Stored data entries
START

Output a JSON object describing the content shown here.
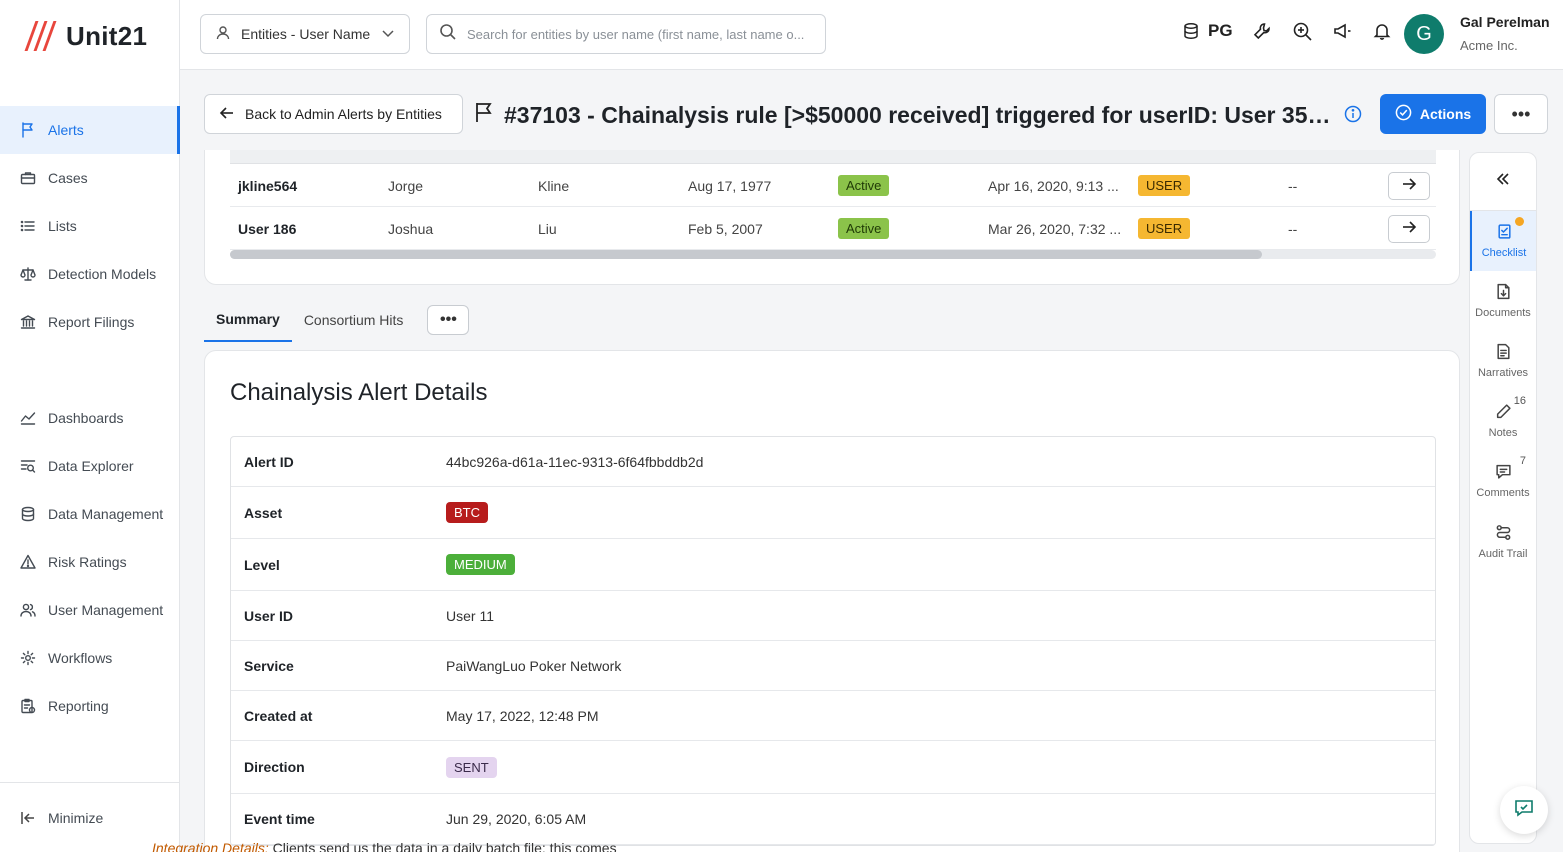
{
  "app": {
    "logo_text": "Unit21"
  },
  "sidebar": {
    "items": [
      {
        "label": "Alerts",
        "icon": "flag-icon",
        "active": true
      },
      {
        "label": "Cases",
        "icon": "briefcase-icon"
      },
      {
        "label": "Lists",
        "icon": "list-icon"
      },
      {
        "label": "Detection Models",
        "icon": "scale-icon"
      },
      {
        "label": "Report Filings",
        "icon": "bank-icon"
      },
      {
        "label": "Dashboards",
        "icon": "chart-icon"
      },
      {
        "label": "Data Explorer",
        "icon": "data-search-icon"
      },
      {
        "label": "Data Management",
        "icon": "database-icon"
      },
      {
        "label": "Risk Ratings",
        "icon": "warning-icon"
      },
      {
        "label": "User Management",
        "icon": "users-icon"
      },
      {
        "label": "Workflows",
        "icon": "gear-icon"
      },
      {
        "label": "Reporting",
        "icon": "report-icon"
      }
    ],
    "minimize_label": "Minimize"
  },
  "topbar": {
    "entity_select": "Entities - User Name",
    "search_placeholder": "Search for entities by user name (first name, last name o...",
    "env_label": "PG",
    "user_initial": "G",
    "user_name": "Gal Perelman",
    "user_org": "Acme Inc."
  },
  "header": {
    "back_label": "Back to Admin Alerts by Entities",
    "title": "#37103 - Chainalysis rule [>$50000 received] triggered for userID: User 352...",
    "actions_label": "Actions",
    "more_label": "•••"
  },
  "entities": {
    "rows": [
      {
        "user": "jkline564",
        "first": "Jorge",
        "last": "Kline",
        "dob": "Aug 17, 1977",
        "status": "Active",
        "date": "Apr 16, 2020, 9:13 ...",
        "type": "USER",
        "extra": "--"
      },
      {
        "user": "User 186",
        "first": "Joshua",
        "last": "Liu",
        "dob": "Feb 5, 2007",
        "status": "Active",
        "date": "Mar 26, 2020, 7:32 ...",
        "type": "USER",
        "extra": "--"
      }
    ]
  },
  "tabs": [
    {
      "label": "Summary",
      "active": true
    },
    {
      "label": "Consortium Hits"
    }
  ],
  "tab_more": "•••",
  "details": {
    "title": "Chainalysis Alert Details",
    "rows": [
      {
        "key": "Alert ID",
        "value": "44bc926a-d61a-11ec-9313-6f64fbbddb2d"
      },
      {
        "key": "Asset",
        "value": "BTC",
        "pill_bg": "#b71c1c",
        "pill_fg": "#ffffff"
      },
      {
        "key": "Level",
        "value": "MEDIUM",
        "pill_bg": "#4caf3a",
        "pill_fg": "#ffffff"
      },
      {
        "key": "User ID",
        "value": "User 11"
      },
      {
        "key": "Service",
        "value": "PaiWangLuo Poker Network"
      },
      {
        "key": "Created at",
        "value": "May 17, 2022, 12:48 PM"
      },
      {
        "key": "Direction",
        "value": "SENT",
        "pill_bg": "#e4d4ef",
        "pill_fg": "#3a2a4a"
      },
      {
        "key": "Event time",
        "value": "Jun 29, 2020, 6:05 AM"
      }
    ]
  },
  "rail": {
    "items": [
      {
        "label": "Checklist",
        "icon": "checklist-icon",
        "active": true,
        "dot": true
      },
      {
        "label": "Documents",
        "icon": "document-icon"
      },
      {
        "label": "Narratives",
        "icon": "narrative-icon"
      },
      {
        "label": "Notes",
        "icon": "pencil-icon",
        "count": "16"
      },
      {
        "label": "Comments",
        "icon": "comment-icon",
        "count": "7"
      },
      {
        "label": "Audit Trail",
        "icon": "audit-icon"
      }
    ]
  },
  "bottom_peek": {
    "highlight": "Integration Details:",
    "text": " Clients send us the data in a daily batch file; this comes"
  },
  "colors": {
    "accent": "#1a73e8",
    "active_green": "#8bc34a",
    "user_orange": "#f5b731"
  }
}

END

From start to finish, output the listing exactly, but omit its pictures.

Output a JSON object describing the content shown here.
{
  "app": {
    "logo_text": "Unit21"
  },
  "sidebar": {
    "items": [
      {
        "label": "Alerts",
        "icon": "flag-icon",
        "active": true
      },
      {
        "label": "Cases",
        "icon": "briefcase-icon"
      },
      {
        "label": "Lists",
        "icon": "list-icon"
      },
      {
        "label": "Detection Models",
        "icon": "scale-icon"
      },
      {
        "label": "Report Filings",
        "icon": "bank-icon"
      },
      {
        "label": "Dashboards",
        "icon": "chart-icon"
      },
      {
        "label": "Data Explorer",
        "icon": "data-search-icon"
      },
      {
        "label": "Data Management",
        "icon": "database-icon"
      },
      {
        "label": "Risk Ratings",
        "icon": "warning-icon"
      },
      {
        "label": "User Management",
        "icon": "users-icon"
      },
      {
        "label": "Workflows",
        "icon": "gear-icon"
      },
      {
        "label": "Reporting",
        "icon": "report-icon"
      }
    ],
    "minimize_label": "Minimize"
  },
  "topbar": {
    "entity_select": "Entities - User Name",
    "search_placeholder": "Search for entities by user name (first name, last name o...",
    "env_label": "PG",
    "user_initial": "G",
    "user_name": "Gal Perelman",
    "user_org": "Acme Inc."
  },
  "header": {
    "back_label": "Back to Admin Alerts by Entities",
    "title": "#37103 - Chainalysis rule [>$50000 received] triggered for userID: User 352...",
    "actions_label": "Actions",
    "more_label": "•••"
  },
  "entities": {
    "rows": [
      {
        "user": "jkline564",
        "first": "Jorge",
        "last": "Kline",
        "dob": "Aug 17, 1977",
        "status": "Active",
        "date": "Apr 16, 2020, 9:13 ...",
        "type": "USER",
        "extra": "--"
      },
      {
        "user": "User 186",
        "first": "Joshua",
        "last": "Liu",
        "dob": "Feb 5, 2007",
        "status": "Active",
        "date": "Mar 26, 2020, 7:32 ...",
        "type": "USER",
        "extra": "--"
      }
    ]
  },
  "tabs": [
    {
      "label": "Summary",
      "active": true
    },
    {
      "label": "Consortium Hits"
    }
  ],
  "tab_more": "•••",
  "details": {
    "title": "Chainalysis Alert Details",
    "rows": [
      {
        "key": "Alert ID",
        "value": "44bc926a-d61a-11ec-9313-6f64fbbddb2d"
      },
      {
        "key": "Asset",
        "value": "BTC",
        "pill_bg": "#b71c1c",
        "pill_fg": "#ffffff"
      },
      {
        "key": "Level",
        "value": "MEDIUM",
        "pill_bg": "#4caf3a",
        "pill_fg": "#ffffff"
      },
      {
        "key": "User ID",
        "value": "User 11"
      },
      {
        "key": "Service",
        "value": "PaiWangLuo Poker Network"
      },
      {
        "key": "Created at",
        "value": "May 17, 2022, 12:48 PM"
      },
      {
        "key": "Direction",
        "value": "SENT",
        "pill_bg": "#e4d4ef",
        "pill_fg": "#3a2a4a"
      },
      {
        "key": "Event time",
        "value": "Jun 29, 2020, 6:05 AM"
      }
    ]
  },
  "rail": {
    "items": [
      {
        "label": "Checklist",
        "icon": "checklist-icon",
        "active": true,
        "dot": true
      },
      {
        "label": "Documents",
        "icon": "document-icon"
      },
      {
        "label": "Narratives",
        "icon": "narrative-icon"
      },
      {
        "label": "Notes",
        "icon": "pencil-icon",
        "count": "16"
      },
      {
        "label": "Comments",
        "icon": "comment-icon",
        "count": "7"
      },
      {
        "label": "Audit Trail",
        "icon": "audit-icon"
      }
    ]
  },
  "bottom_peek": {
    "highlight": "Integration Details:",
    "text": " Clients send us the data in a daily batch file; this comes"
  },
  "colors": {
    "accent": "#1a73e8",
    "active_green": "#8bc34a",
    "user_orange": "#f5b731"
  }
}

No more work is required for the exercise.